[What needs to be done]:
Extract every line from the records below and reproduce each one verbatim, in its original order.

[A block of data]:
——

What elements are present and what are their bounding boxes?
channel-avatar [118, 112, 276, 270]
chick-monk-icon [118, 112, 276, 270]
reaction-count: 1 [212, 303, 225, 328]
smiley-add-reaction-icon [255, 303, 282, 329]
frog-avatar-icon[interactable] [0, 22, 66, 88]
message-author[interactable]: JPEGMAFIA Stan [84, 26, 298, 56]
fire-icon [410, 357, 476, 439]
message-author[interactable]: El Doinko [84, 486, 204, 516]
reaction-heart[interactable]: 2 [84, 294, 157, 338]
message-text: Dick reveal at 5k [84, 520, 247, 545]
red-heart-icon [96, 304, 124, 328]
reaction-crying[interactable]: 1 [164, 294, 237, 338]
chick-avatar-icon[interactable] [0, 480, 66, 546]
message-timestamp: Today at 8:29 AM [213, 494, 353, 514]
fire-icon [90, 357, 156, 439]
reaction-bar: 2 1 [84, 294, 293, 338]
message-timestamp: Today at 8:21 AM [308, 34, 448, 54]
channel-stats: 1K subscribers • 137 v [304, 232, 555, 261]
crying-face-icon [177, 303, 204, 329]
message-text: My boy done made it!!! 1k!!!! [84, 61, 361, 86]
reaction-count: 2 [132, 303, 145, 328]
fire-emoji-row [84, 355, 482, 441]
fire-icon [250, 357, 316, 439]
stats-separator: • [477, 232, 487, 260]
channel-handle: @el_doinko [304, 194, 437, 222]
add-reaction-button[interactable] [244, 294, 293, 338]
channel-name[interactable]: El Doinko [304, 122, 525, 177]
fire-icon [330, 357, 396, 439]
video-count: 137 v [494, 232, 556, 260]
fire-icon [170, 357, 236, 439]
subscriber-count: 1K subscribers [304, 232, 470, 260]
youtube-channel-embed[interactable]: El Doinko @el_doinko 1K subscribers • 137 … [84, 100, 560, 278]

——

[The completed task]:
What elements are present and what are their bounding boxes?
channel-avatar [118, 112, 276, 270]
chick-monk-icon [118, 112, 276, 270]
reaction-count: 1 [212, 303, 225, 328]
smiley-add-reaction-icon [255, 303, 282, 329]
frog-avatar-icon[interactable] [0, 22, 66, 88]
message-author[interactable]: JPEGMAFIA Stan [84, 26, 298, 56]
fire-icon [410, 357, 476, 439]
message-author[interactable]: El Doinko [84, 486, 204, 516]
reaction-heart[interactable]: 2 [84, 294, 157, 338]
message-text: Dick reveal at 5k [84, 520, 247, 545]
red-heart-icon [96, 304, 124, 328]
reaction-crying[interactable]: 1 [164, 294, 237, 338]
chick-avatar-icon[interactable] [0, 480, 66, 546]
message-timestamp: Today at 8:29 AM [213, 494, 353, 514]
fire-icon [90, 357, 156, 439]
reaction-bar: 2 1 [84, 294, 293, 338]
message-timestamp: Today at 8:21 AM [308, 34, 448, 54]
channel-stats: 1K subscribers • 137 v [304, 232, 555, 261]
crying-face-icon [177, 303, 204, 329]
message-text: My boy done made it!!! 1k!!!! [84, 61, 361, 86]
reaction-count: 2 [132, 303, 145, 328]
fire-emoji-row [84, 355, 482, 441]
fire-icon [250, 357, 316, 439]
stats-separator: • [477, 232, 487, 260]
channel-handle: @el_doinko [304, 194, 437, 222]
add-reaction-button[interactable] [244, 294, 293, 338]
channel-name[interactable]: El Doinko [304, 122, 525, 177]
fire-icon [330, 357, 396, 439]
video-count: 137 v [494, 232, 556, 260]
fire-icon [170, 357, 236, 439]
subscriber-count: 1K subscribers [304, 232, 470, 260]
youtube-channel-embed[interactable]: El Doinko @el_doinko 1K subscribers • 137 … [84, 100, 560, 278]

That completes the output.